> [THE TASK]: Restate the records below word for word, and omit the images they hold.

> [EXERCISE MATERIALS]:
-- START --
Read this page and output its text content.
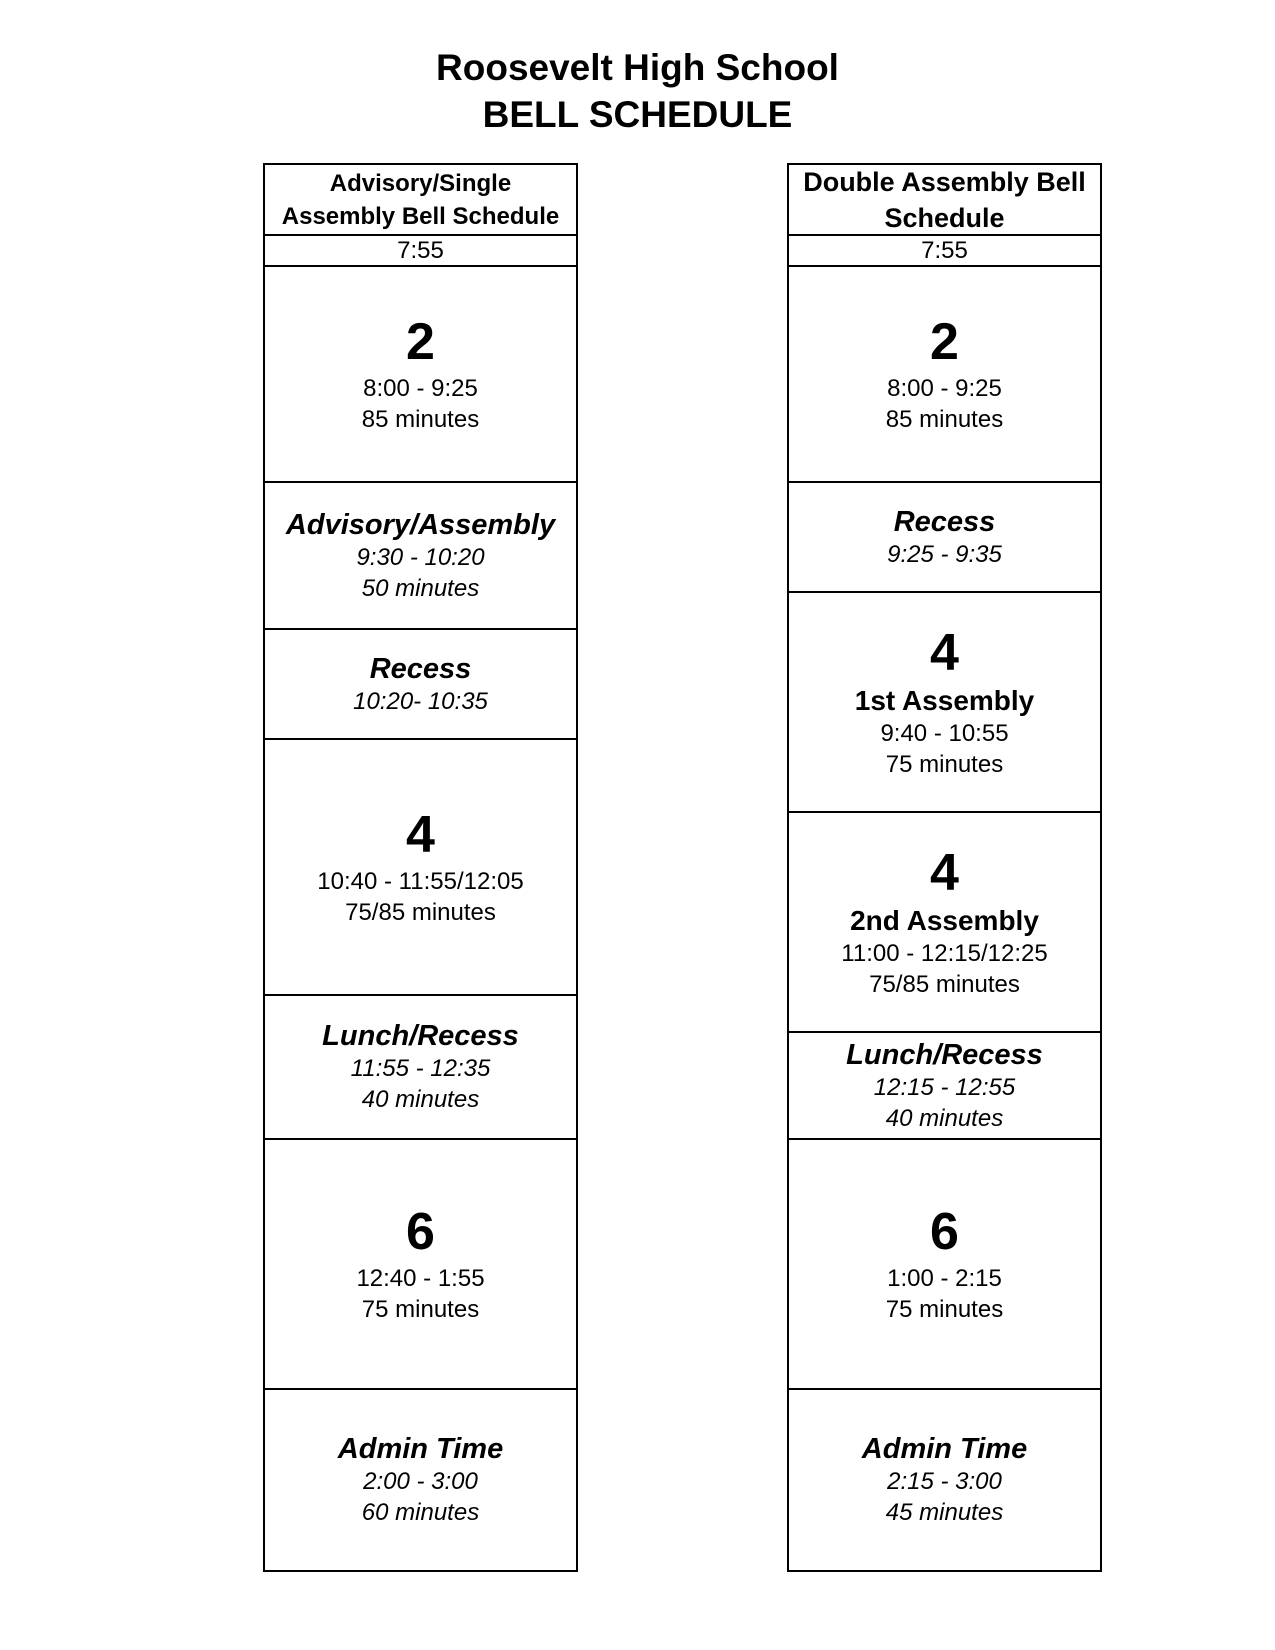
Roosevelt High School
BELL SCHEDULE
Advisory/Single Assembly Bell Schedule
7:55
2
8:00 - 9:25
85 minutes
Advisory/Assembly
9:30 - 10:20
50 minutes
Recess
10:20- 10:35
4
10:40 - 11:55/12:05
75/85 minutes
Lunch/Recess
11:55 - 12:35
40 minutes
6
12:40 - 1:55
75 minutes
Admin Time
2:00 - 3:00
60 minutes
Double Assembly Bell Schedule
7:55
2
8:00 - 9:25
85 minutes
Recess
9:25 - 9:35
4
1st Assembly
9:40 - 10:55
75 minutes
4
2nd Assembly
11:00 - 12:15/12:25
75/85 minutes
Lunch/Recess
12:15 - 12:55
40 minutes
6
1:00 - 2:15
75 minutes
Admin Time
2:15 - 3:00
45 minutes
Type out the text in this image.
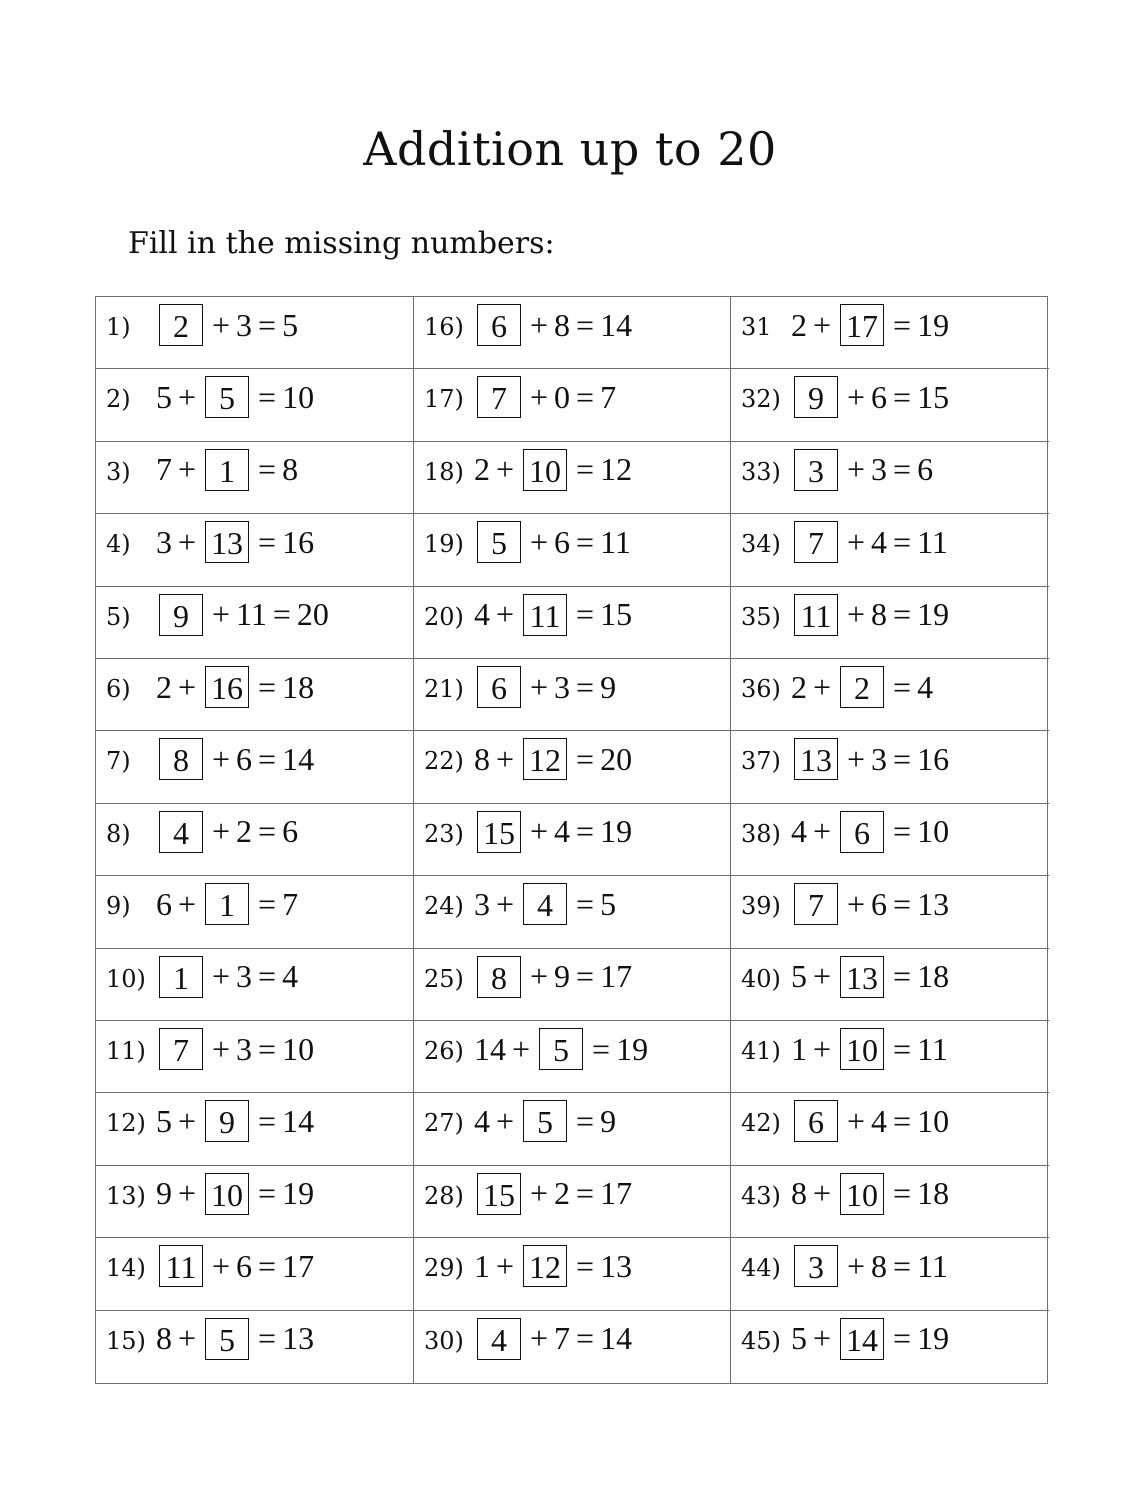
Addition up to 20
Fill in the missing numbers:
1)	2 + 3 = 5	16) 6 + 8 = 14	31 2 + 17 = 19
2) 5 + 5 = 10	17) 7 + 0 = 7	32) 9 + 6 = 15
3) 7 + 1 = 8	18) 2 + 10 = 12	33) 3 + 3 = 6
4) 3 + 13 = 16	19) 5 + 6 = 11	34) 7 + 4 = 11
5)	9 + 11 = 20	20) 4 + 11 = 15	35) 11 + 8 = 19
6) 2 + 16 = 18	21) 6 + 3 = 9	36) 2 + 2 = 4
7)	8 + 6 = 14	22) 8 + 12 = 20	37) 13 + 3 = 16
8)	4 + 2 = 6	23) 15 + 4 = 19	38) 4 + 6 = 10
9) 6 + 1 = 7	24) 3 + 4 = 5	39) 7 + 6 = 13
10) 1 + 3 = 4	25) 8 + 9 = 17	40) 5 + 13 = 18
11) 7 + 3 = 10	26) 14 + 5 = 19	41) 1 + 10 = 11
12) 5 + 9 = 14	27) 4 + 5 = 9	42) 6 + 4 = 10
13) 9 + 10 = 19	28) 15 + 2 = 17	43) 8 + 10 = 18
14) 11 + 6 = 17	29) 1 + 12 = 13	44) 3 + 8 = 11
15) 8 + 5 = 13	30) 4 + 7 = 14	45) 5 + 14 = 19
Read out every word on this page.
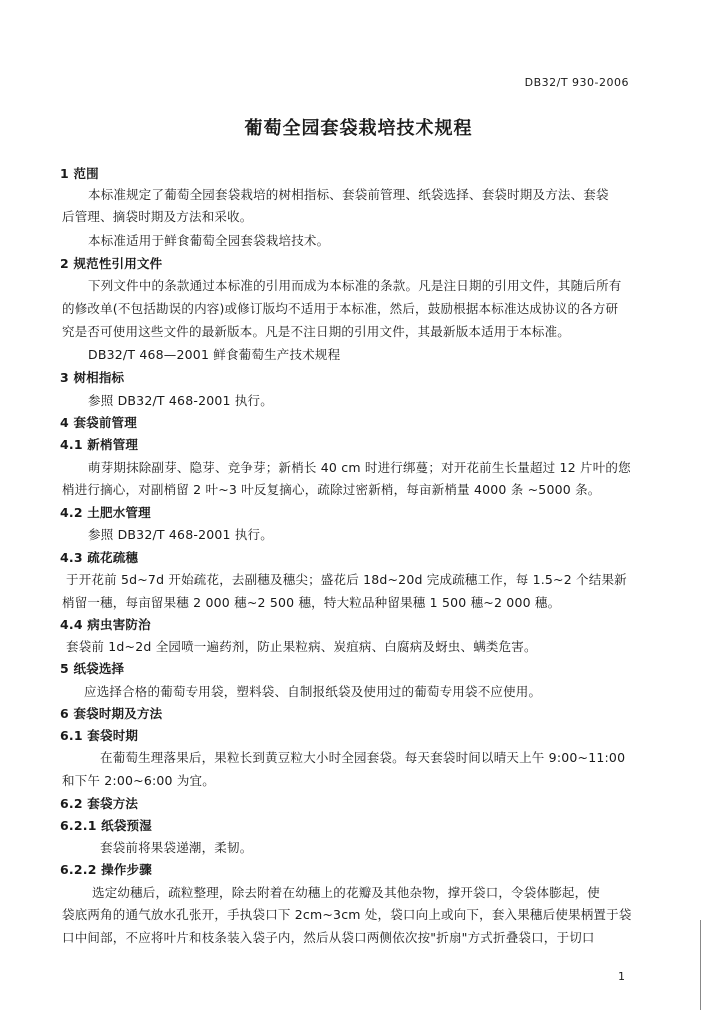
DB32/T 930-2006
葡萄全园套袋栽培技术规程
1 范围
本标准规定了葡萄全园套袋栽培的树相指标、套袋前管理、纸袋选择、套袋时期及方法、套袋
后管理、摘袋时期及方法和采收。
本标准适用于鲜食葡萄全园套袋栽培技术。
2 规范性引用文件
下列文件中的条款通过本标准的引用而成为本标准的条款。凡是注日期的引用文件，其随后所有
的修改单(不包括勘误的内容)或修订版均不适用于本标准，然后，鼓励根据本标准达成协议的各方研
究是否可使用这些文件的最新版本。凡是不注日期的引用文件，其最新版本适用于本标准。
DB32/T 468—2001 鲜食葡萄生产技术规程
3 树相指标
参照 DB32/T 468-2001 执行。
4 套袋前管理
4.1 新梢管理
萌芽期抹除副芽、隐芽、竞争芽；新梢长 40 cm 时进行绑蔓；对开花前生长量超过 12 片叶的您
梢进行摘心，对副梢留 2 叶~3 叶反复摘心，疏除过密新梢，每亩新梢量 4000 条 ~5000 条。
4.2 土肥水管理
参照 DB32/T 468-2001 执行。
4.3 疏花疏穗
于开花前 5d~7d 开始疏花，去副穗及穗尖；盛花后 18d~20d 完成疏穗工作，每 1.5~2 个结果新
梢留一穗，每亩留果穗 2 000 穗~2 500 穗，特大粒品种留果穗 1 500 穗~2 000 穗。
4.4 病虫害防治
套袋前 1d~2d 全园喷一遍药剂，防止果粒病、炭疽病、白腐病及蚜虫、螨类危害。
5 纸袋选择
应选择合格的葡萄专用袋，塑料袋、自制报纸袋及使用过的葡萄专用袋不应使用。
6 套袋时期及方法
6.1 套袋时期
在葡萄生理落果后，果粒长到黄豆粒大小时全园套袋。每天套袋时间以晴天上午 9:00~11:00
和下午 2:00~6:00 为宜。
6.2 套袋方法
6.2.1 纸袋预湿
套袋前将果袋递潮，柔韧。
6.2.2 操作步骤
选定幼穗后，疏粒整理，除去附着在幼穗上的花瓣及其他杂物，撑开袋口，令袋体膨起，使
袋底两角的通气放水孔张开，手执袋口下 2cm~3cm 处，袋口向上或向下，套入果穗后使果柄置于袋
口中间部，不应将叶片和枝条装入袋子内，然后从袋口两侧依次按"折扇"方式折叠袋口，于切口
1
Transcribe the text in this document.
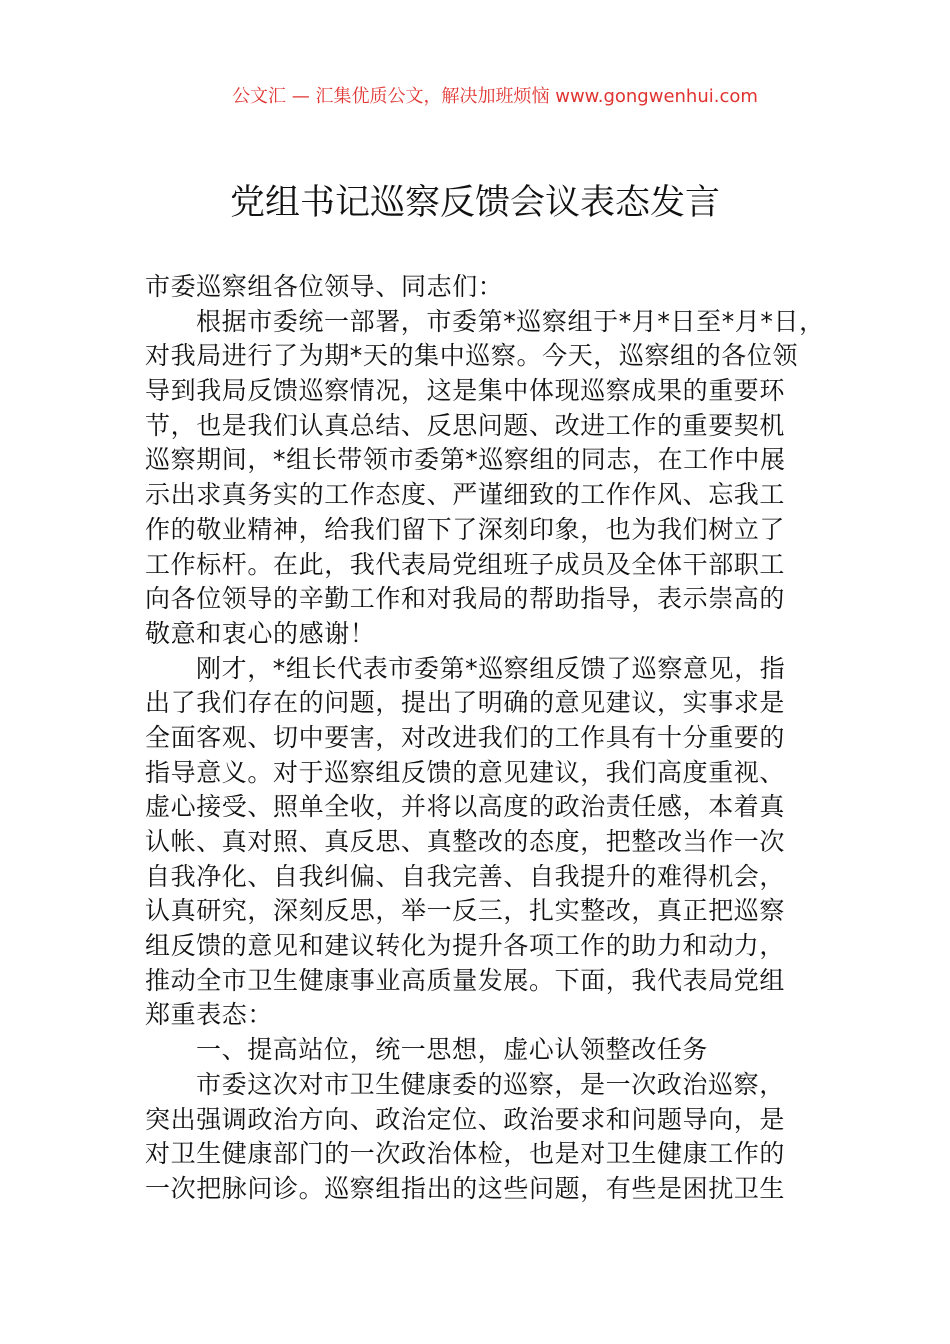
公文汇 — 汇集优质公文，解决加班烦恼 www.gongwenhui.com
党组书记巡察反馈会议表态发言
市委巡察组各位领导、同志们：
根据市委统一部署，市委第*巡察组于*月*日至*月*日，
对我局进行了为期*天的集中巡察。今天，巡察组的各位领
导到我局反馈巡察情况，这是集中体现巡察成果的重要环
节，也是我们认真总结、反思问题、改进工作的重要契机
巡察期间，*组长带领市委第*巡察组的同志，在工作中展
示出求真务实的工作态度、严谨细致的工作作风、忘我工
作的敬业精神，给我们留下了深刻印象，也为我们树立了
工作标杆。在此，我代表局党组班子成员及全体干部职工
向各位领导的辛勤工作和对我局的帮助指导，表示崇高的
敬意和衷心的感谢！
刚才，*组长代表市委第*巡察组反馈了巡察意见，指
出了我们存在的问题，提出了明确的意见建议，实事求是
全面客观、切中要害，对改进我们的工作具有十分重要的
指导意义。对于巡察组反馈的意见建议，我们高度重视、
虚心接受、照单全收，并将以高度的政治责任感，本着真
认帐、真对照、真反思、真整改的态度，把整改当作一次
自我净化、自我纠偏、自我完善、自我提升的难得机会，
认真研究，深刻反思，举一反三，扎实整改，真正把巡察
组反馈的意见和建议转化为提升各项工作的助力和动力，
推动全市卫生健康事业高质量发展。下面，我代表局党组
郑重表态：
一、提高站位，统一思想，虚心认领整改任务
市委这次对市卫生健康委的巡察，是一次政治巡察，
突出强调政治方向、政治定位、政治要求和问题导向，是
对卫生健康部门的一次政治体检，也是对卫生健康工作的
一次把脉问诊。巡察组指出的这些问题，有些是困扰卫生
-- END --
> [FINAL RESULT]:
Read this page and output its text content.
Roosevelt High School
BELL SCHEDULE
Advisory/Single Assembly Bell Schedule
7:55
2
8:00 - 9:25
85 minutes
Advisory/Assembly
9:30 - 10:20
50 minutes
Recess
10:20- 10:35
4
10:40 - 11:55/12:05
75/85 minutes
Lunch/Recess
11:55 - 12:35
40 minutes
6
12:40 - 1:55
75 minutes
Admin Time
2:00 - 3:00
60 minutes
Double Assembly Bell Schedule
7:55
2
8:00 - 9:25
85 minutes
Recess
9:25 - 9:35
4
1st Assembly
9:40 - 10:55
75 minutes
4
2nd Assembly
11:00 - 12:15/12:25
75/85 minutes
Lunch/Recess
12:15 - 12:55
40 minutes
6
1:00 - 2:15
75 minutes
Admin Time
2:15 - 3:00
45 minutes
Type out the text in this image.
Addition up to 20
Fill in the missing numbers:
1)	2 + 3 = 5	16) 6 + 8 = 14	31 2 + 17 = 19
2) 5 + 5 = 10	17) 7 + 0 = 7	32) 9 + 6 = 15
3) 7 + 1 = 8	18) 2 + 10 = 12	33) 3 + 3 = 6
4) 3 + 13 = 16	19) 5 + 6 = 11	34) 7 + 4 = 11
5)	9 + 11 = 20	20) 4 + 11 = 15	35) 11 + 8 = 19
6) 2 + 16 = 18	21) 6 + 3 = 9	36) 2 + 2 = 4
7)	8 + 6 = 14	22) 8 + 12 = 20	37) 13 + 3 = 16
8)	4 + 2 = 6	23) 15 + 4 = 19	38) 4 + 6 = 10
9) 6 + 1 = 7	24) 3 + 4 = 5	39) 7 + 6 = 13
10) 1 + 3 = 4	25) 8 + 9 = 17	40) 5 + 13 = 18
11) 7 + 3 = 10	26) 14 + 5 = 19	41) 1 + 10 = 11
12) 5 + 9 = 14	27) 4 + 5 = 9	42) 6 + 4 = 10
13) 9 + 10 = 19	28) 15 + 2 = 17	43) 8 + 10 = 18
14) 11 + 6 = 17	29) 1 + 12 = 13	44) 3 + 8 = 11
15) 8 + 5 = 13	30) 4 + 7 = 14	45) 5 + 14 = 19
Read out every word on this page.
DB32/T 930-2006
葡萄全园套袋栽培技术规程
1 范围
本标准规定了葡萄全园套袋栽培的树相指标、套袋前管理、纸袋选择、套袋时期及方法、套袋
后管理、摘袋时期及方法和采收。
本标准适用于鲜食葡萄全园套袋栽培技术。
2 规范性引用文件
下列文件中的条款通过本标准的引用而成为本标准的条款。凡是注日期的引用文件，其随后所有
的修改单(不包括勘误的内容)或修订版均不适用于本标准，然后，鼓励根据本标准达成协议的各方研
究是否可使用这些文件的最新版本。凡是不注日期的引用文件，其最新版本适用于本标准。
DB32/T 468—2001 鲜食葡萄生产技术规程
3 树相指标
参照 DB32/T 468-2001 执行。
4 套袋前管理
4.1 新梢管理
萌芽期抹除副芽、隐芽、竞争芽；新梢长 40 cm 时进行绑蔓；对开花前生长量超过 12 片叶的您
梢进行摘心，对副梢留 2 叶~3 叶反复摘心，疏除过密新梢，每亩新梢量 4000 条 ~5000 条。
4.2 土肥水管理
参照 DB32/T 468-2001 执行。
4.3 疏花疏穗
于开花前 5d~7d 开始疏花，去副穗及穗尖；盛花后 18d~20d 完成疏穗工作，每 1.5~2 个结果新
梢留一穗，每亩留果穗 2 000 穗~2 500 穗，特大粒品种留果穗 1 500 穗~2 000 穗。
4.4 病虫害防治
套袋前 1d~2d 全园喷一遍药剂，防止果粒病、炭疽病、白腐病及蚜虫、螨类危害。
5 纸袋选择
应选择合格的葡萄专用袋，塑料袋、自制报纸袋及使用过的葡萄专用袋不应使用。
6 套袋时期及方法
6.1 套袋时期
在葡萄生理落果后，果粒长到黄豆粒大小时全园套袋。每天套袋时间以晴天上午 9:00~11:00
和下午 2:00~6:00 为宜。
6.2 套袋方法
6.2.1 纸袋预湿
套袋前将果袋递潮，柔韧。
6.2.2 操作步骤
选定幼穗后，疏粒整理，除去附着在幼穗上的花瓣及其他杂物，撑开袋口，令袋体膨起，使
袋底两角的通气放水孔张开，手执袋口下 2cm~3cm 处，袋口向上或向下，套入果穗后使果柄置于袋
口中间部，不应将叶片和枝条装入袋子内，然后从袋口两侧依次按"折扇"方式折叠袋口，于切口
1
Transcribe the text in this document.
公文汇 — 汇集优质公文，解决加班烦恼 www.gongwenhui.com
党组书记巡察反馈会议表态发言
市委巡察组各位领导、同志们：
根据市委统一部署，市委第*巡察组于*月*日至*月*日，
对我局进行了为期*天的集中巡察。今天，巡察组的各位领
导到我局反馈巡察情况，这是集中体现巡察成果的重要环
节，也是我们认真总结、反思问题、改进工作的重要契机
巡察期间，*组长带领市委第*巡察组的同志，在工作中展
示出求真务实的工作态度、严谨细致的工作作风、忘我工
作的敬业精神，给我们留下了深刻印象，也为我们树立了
工作标杆。在此，我代表局党组班子成员及全体干部职工
向各位领导的辛勤工作和对我局的帮助指导，表示崇高的
敬意和衷心的感谢！
刚才，*组长代表市委第*巡察组反馈了巡察意见，指
出了我们存在的问题，提出了明确的意见建议，实事求是
全面客观、切中要害，对改进我们的工作具有十分重要的
指导意义。对于巡察组反馈的意见建议，我们高度重视、
虚心接受、照单全收，并将以高度的政治责任感，本着真
认帐、真对照、真反思、真整改的态度，把整改当作一次
自我净化、自我纠偏、自我完善、自我提升的难得机会，
认真研究，深刻反思，举一反三，扎实整改，真正把巡察
组反馈的意见和建议转化为提升各项工作的助力和动力，
推动全市卫生健康事业高质量发展。下面，我代表局党组
郑重表态：
一、提高站位，统一思想，虚心认领整改任务
市委这次对市卫生健康委的巡察，是一次政治巡察，
突出强调政治方向、政治定位、政治要求和问题导向，是
对卫生健康部门的一次政治体检，也是对卫生健康工作的
一次把脉问诊。巡察组指出的这些问题，有些是困扰卫生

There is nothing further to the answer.